Kabale und Liebe

Paula Kalenberg, August Diehl, Leander Haußmann. Die düstere Seite der Liebe

Foto: ZDF / Petro Domenigg
Foto Rainer Tittelbach

Leander Haußmann und einem großartigen Ensemble gelingt es, Schillers Sturm-und-Drang-Drama „Kabale und Liebe“ verständlich zu machen für den heutigen Zuschauer. Und die Kamera taumelt und wankt, um anzudeuten, wie die Welt für die Helden aus den Fugen geraten ist. Es geht um die Liebe in Zeiten einer engstirnigen Standeswelt, eine Liebe, die erst im Tod ihre Erfüllung finden kann. Der Freitod erscheint wie in „Romeo und Julia“ als einzige Möglichkeit, dem individuellen Freiheitswillen Ausdruck zu verleihen.

# Datensätze
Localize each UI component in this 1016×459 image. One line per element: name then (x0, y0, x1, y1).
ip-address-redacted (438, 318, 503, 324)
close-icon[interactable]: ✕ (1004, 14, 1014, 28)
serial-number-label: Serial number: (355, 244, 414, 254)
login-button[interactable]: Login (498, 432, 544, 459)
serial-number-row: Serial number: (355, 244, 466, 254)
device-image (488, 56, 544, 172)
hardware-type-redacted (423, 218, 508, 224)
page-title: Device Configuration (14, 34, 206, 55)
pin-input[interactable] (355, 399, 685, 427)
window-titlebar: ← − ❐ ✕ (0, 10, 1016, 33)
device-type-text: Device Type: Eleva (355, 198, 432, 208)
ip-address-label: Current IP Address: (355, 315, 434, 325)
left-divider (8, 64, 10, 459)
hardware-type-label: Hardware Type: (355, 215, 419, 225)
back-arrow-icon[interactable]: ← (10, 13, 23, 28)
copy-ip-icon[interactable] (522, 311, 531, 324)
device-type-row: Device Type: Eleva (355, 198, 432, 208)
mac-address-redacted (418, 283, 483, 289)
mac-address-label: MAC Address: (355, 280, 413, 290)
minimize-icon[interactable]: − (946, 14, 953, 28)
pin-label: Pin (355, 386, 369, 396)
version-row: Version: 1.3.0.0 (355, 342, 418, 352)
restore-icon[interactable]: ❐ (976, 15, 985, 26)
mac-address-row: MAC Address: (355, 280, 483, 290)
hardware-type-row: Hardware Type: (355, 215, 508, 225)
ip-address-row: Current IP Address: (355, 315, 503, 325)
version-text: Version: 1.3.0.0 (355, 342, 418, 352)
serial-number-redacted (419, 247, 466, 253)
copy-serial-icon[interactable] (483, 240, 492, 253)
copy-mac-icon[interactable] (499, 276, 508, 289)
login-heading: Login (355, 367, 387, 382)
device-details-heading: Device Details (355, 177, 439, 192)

# Arbeitsanweisungen
a. Mit welchem Werk vergleicht der Ausgangstext den Freitod?
b. Gib aus dem Ausgangstext alles von „Foto: ZDF /“ bis einschließlich „Ausdruck zu verleihen.“ wortgetreu wieder.
Die Einträge sind eigenständiges Material und gehören nicht zum Ausgangstext.

# Ergebnisse nacheinander
a. Mit „Romeo und Julia“.

b.
Foto: ZDF / Petro Domenigg
Foto Rainer Tittelbach

Leander Haußmann und einem großartigen Ensemble gelingt es, Schillers Sturm-und-Drang-Drama „Kabale und Liebe“ verständlich zu machen für den heutigen Zuschauer. Und die Kamera taumelt und wankt, um anzudeuten, wie die Welt für die Helden aus den Fugen geraten ist. Es geht um die Liebe in Zeiten einer engstirnigen Standeswelt, eine Liebe, die erst im Tod ihre Erfüllung finden kann. Der Freitod erscheint wie in „Romeo und Julia“ als einzige Möglichkeit, dem individuellen Freiheitswillen Ausdruck zu verleihen.